• **Exercise task A**:
Switch "motto" to "slogan" and reproduce the YouTube Labs text between "According to a" and "to Marketing Land.", inclusive.

• **Provided text**:
- - - -
In an attempt to help brands and their agencies create more relevant video content, YouTube has launched an experimental program called YouTube Labs that pairs advertisers with YouTube creators.
According to a Google spokesperson, the initiative aims to help brands and their agencies produce episodic content designed to build an audience, while executing a “test-and-learn” approach.
“The YouTube Labs motto is better done than perfect,” said a Google spokesperson in an email to Marketing Land.
The program launched last year with L’Oreal as the exclusive brand partner within the U.S. Over the course of four weeks, L’Oreal produced two episodes that were shared on its Essie, Maybelline and Dark & Lovely YouTube brand channels, and ran as TrueView Instream ads.
The Google spokesperson said that the program offers a new way for brands to work with creators.
“The YouTube creators weren’t beauty experts, but rather cross-industry talent who were used behind the camera as a creative consultant, as opposed to being the talent,” said the Google spokesperson, “Creators were selected specifically according to brands’ challenges, ethos, and brief.”
Google says it didn’t directly connect the creators to the brands, but worked with the influencer network, AwesomenessTV, to locate creators whose talents best fit the brand’s creative needs.
- - - -
• **Records provided**:
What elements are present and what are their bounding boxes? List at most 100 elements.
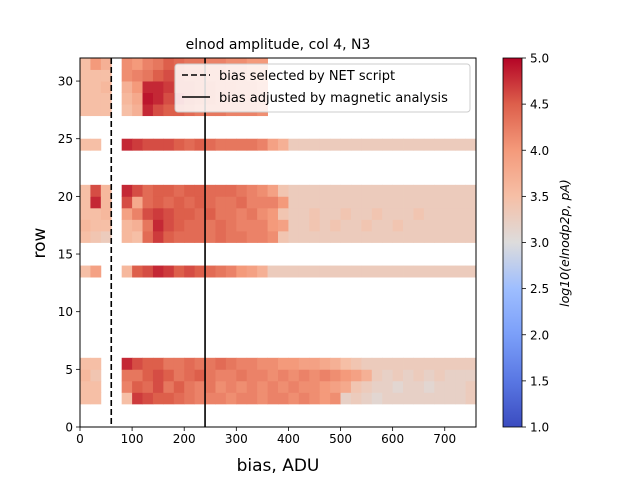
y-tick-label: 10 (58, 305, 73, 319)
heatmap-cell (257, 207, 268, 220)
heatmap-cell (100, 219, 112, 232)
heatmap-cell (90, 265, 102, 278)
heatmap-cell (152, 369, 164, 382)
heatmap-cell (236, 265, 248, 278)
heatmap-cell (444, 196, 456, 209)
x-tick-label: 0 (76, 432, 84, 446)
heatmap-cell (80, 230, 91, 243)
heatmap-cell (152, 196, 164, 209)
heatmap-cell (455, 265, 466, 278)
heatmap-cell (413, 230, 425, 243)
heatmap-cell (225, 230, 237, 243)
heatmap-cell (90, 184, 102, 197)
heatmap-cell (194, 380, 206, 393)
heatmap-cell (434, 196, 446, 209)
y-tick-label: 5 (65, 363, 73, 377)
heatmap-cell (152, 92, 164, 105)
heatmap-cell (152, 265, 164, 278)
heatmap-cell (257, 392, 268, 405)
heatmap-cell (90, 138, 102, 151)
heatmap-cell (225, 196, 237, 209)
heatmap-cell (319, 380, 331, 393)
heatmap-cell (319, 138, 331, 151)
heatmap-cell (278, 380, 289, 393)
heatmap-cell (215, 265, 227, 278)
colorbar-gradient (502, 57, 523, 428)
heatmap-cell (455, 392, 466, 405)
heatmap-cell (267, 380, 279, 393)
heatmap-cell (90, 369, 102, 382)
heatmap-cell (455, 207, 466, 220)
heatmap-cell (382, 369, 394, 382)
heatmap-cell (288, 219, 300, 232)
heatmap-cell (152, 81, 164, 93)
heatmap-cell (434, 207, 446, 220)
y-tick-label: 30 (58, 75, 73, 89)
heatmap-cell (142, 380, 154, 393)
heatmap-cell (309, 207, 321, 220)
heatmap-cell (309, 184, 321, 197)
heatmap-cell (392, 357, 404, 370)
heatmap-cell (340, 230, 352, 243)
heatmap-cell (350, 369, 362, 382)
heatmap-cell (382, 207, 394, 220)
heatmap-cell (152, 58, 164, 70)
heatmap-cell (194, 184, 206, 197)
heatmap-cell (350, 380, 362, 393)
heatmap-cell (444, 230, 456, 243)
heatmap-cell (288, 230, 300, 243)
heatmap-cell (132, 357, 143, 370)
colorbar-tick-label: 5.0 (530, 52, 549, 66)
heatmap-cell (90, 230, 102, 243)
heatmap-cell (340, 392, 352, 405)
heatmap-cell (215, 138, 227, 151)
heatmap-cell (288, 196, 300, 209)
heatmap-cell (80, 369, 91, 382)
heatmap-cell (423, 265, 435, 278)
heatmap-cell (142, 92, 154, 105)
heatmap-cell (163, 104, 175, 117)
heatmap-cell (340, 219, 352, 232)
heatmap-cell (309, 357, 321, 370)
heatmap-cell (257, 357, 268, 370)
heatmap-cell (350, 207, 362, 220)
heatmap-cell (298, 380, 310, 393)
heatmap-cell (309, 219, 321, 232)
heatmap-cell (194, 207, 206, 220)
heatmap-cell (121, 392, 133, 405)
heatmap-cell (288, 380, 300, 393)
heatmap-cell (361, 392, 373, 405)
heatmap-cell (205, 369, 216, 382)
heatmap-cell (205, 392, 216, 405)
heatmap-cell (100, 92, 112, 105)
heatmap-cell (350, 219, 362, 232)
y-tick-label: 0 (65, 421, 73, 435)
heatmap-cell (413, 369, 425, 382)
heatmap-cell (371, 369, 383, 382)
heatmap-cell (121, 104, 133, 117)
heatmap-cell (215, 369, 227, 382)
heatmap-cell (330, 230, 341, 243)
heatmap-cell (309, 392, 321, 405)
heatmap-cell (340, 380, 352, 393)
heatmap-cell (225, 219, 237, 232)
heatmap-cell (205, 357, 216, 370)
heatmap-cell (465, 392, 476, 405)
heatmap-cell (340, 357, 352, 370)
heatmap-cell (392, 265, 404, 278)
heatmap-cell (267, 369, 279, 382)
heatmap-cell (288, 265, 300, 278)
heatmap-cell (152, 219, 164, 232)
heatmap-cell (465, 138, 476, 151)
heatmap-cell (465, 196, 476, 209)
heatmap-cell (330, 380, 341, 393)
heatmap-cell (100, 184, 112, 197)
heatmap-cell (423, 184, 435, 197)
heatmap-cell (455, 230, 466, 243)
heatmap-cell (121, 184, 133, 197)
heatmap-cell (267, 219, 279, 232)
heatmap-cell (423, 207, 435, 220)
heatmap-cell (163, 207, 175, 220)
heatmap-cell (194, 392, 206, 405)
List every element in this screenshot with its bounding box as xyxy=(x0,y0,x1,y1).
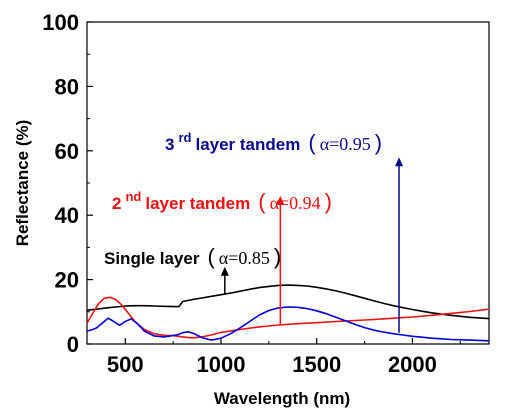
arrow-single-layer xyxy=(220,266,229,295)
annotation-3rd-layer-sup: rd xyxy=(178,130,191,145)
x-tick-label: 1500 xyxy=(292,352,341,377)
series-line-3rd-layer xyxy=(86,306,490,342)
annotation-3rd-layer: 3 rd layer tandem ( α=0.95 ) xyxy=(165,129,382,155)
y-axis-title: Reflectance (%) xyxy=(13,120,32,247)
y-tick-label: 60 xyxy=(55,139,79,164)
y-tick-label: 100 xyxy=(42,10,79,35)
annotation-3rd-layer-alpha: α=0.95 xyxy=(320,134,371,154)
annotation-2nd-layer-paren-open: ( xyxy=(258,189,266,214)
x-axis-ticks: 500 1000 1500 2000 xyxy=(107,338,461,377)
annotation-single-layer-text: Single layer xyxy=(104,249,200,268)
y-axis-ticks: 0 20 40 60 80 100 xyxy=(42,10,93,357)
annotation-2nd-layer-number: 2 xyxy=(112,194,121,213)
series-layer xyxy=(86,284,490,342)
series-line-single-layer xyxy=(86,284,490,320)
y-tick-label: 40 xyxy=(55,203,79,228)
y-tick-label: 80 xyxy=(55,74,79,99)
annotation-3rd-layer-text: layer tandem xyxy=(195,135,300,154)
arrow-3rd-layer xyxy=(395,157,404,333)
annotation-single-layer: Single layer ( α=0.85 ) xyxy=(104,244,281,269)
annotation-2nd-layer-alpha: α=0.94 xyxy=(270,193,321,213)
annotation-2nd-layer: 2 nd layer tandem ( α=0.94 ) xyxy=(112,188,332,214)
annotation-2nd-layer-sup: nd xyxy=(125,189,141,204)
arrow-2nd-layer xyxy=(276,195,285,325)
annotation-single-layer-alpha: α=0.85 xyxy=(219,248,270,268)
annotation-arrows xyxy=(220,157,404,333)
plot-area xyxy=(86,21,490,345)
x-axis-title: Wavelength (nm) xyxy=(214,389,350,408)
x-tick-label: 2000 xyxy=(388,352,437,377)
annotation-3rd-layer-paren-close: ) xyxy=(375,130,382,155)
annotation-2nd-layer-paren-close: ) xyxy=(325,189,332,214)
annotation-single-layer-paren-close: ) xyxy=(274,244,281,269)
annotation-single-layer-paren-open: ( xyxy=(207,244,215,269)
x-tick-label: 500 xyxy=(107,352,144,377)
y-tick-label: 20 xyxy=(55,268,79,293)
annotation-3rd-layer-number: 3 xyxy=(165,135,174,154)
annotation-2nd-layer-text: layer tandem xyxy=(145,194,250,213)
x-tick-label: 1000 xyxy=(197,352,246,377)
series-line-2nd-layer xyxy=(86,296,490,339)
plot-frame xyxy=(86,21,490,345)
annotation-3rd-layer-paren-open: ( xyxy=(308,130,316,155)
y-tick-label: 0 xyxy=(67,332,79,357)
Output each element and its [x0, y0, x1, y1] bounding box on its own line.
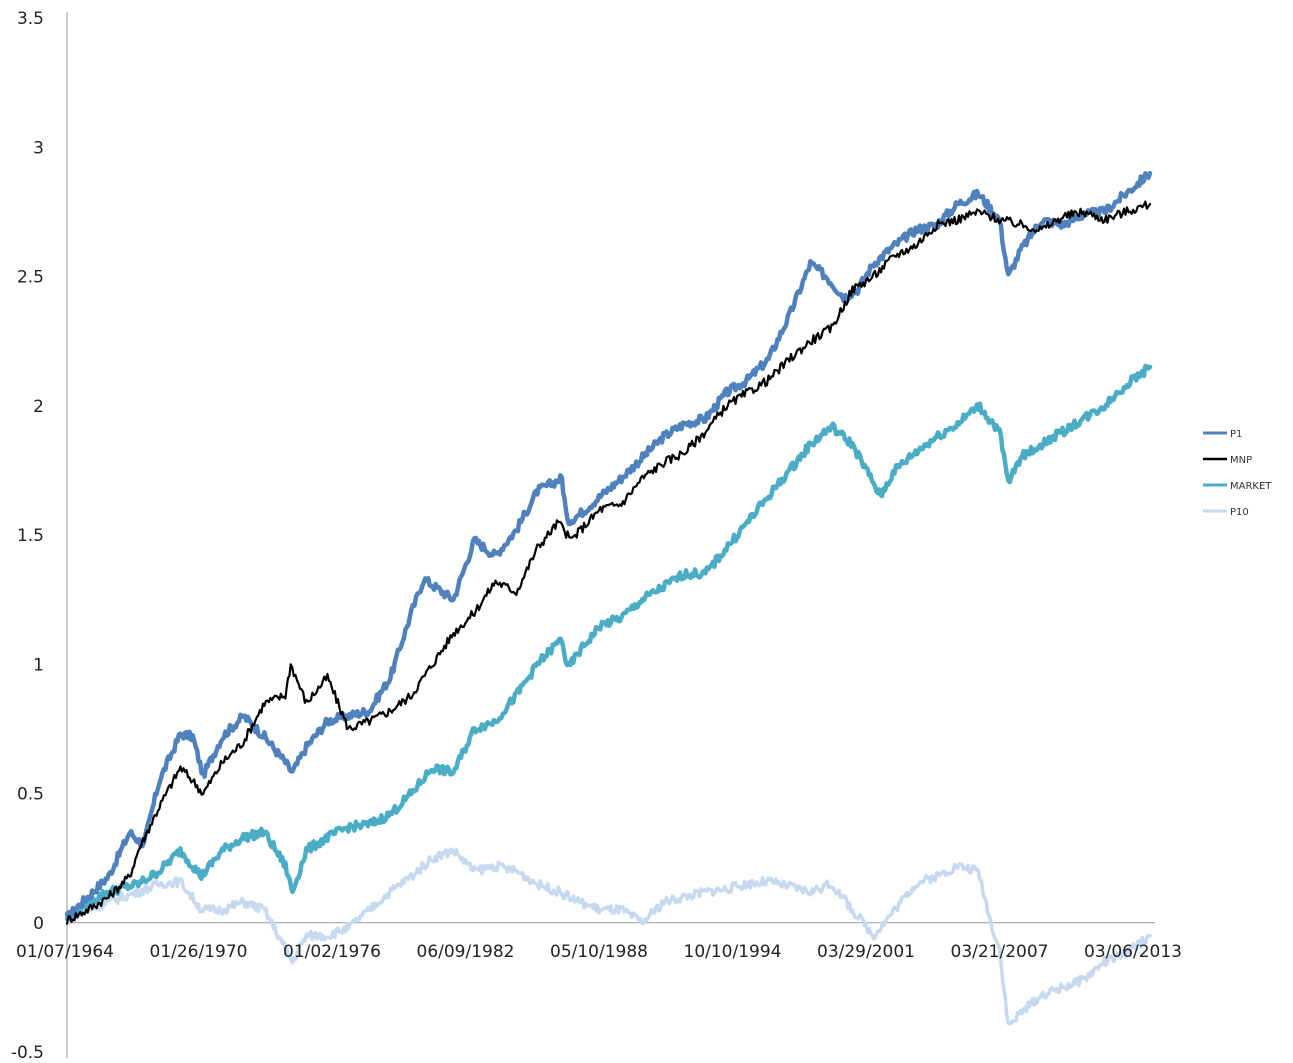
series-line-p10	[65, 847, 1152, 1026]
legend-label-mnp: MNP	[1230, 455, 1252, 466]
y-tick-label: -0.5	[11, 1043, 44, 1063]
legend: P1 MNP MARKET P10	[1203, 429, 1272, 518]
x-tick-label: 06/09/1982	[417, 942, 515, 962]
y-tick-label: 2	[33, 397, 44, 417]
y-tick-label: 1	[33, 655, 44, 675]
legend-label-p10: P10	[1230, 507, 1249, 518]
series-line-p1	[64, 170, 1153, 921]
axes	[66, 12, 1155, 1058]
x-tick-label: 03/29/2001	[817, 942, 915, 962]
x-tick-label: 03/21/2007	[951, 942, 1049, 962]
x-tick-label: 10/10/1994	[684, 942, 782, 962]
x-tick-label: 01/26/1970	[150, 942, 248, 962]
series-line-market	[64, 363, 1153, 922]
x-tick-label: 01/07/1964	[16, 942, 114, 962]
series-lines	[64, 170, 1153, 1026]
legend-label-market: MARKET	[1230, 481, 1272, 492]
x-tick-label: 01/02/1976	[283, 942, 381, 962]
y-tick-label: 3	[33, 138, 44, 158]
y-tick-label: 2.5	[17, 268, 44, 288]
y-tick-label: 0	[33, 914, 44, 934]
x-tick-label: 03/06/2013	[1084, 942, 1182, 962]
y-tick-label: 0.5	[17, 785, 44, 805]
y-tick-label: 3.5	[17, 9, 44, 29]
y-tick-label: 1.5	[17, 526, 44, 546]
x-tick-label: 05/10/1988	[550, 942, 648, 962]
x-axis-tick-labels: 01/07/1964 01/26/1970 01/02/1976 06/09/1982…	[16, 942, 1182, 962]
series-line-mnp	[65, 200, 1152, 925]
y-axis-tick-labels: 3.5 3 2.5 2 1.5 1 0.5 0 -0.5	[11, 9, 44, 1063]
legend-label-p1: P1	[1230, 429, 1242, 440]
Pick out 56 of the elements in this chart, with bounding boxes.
- - - -
• **Exercise task B**:
From the records, write out the lines between the lines holding "arrow-single-layer xyxy=(220,266,229,295)" and "annotation-2nd-layer-number: 2 xyxy=(112,194,121,213)", inclusive.

• **Complete response A**:
According to a Google spokesperson, the initiative aims to help brands and their agencies produce episodic content designed to build an audience, while executing a “test-and-learn” approach.
“The YouTube Labs slogan is better done than perfect,” said a Google spokesperson in an email to Marketing Land.

• **Complete response B**:
arrow-single-layer xyxy=(220,266,229,295)
annotation-3rd-layer-sup: rd xyxy=(178,130,191,145)
x-tick-label: 1500 xyxy=(292,352,341,377)
series-line-3rd-layer xyxy=(86,306,490,342)
annotation-3rd-layer: 3 rd layer tandem ( α=0.95 ) xyxy=(165,129,382,155)
y-axis-title: Reflectance (%) xyxy=(13,120,32,247)
y-tick-label: 60 xyxy=(55,139,79,164)
y-tick-label: 100 xyxy=(42,10,79,35)
annotation-3rd-layer-alpha: α=0.95 xyxy=(320,134,371,154)
annotation-2nd-layer-paren-open: ( xyxy=(258,189,266,214)
x-axis-ticks: 500 1000 1500 2000 xyxy=(107,338,461,377)
annotation-single-layer-text: Single layer xyxy=(104,249,200,268)
y-axis-ticks: 0 20 40 60 80 100 xyxy=(42,10,93,357)
annotation-2nd-layer-number: 2 xyxy=(112,194,121,213)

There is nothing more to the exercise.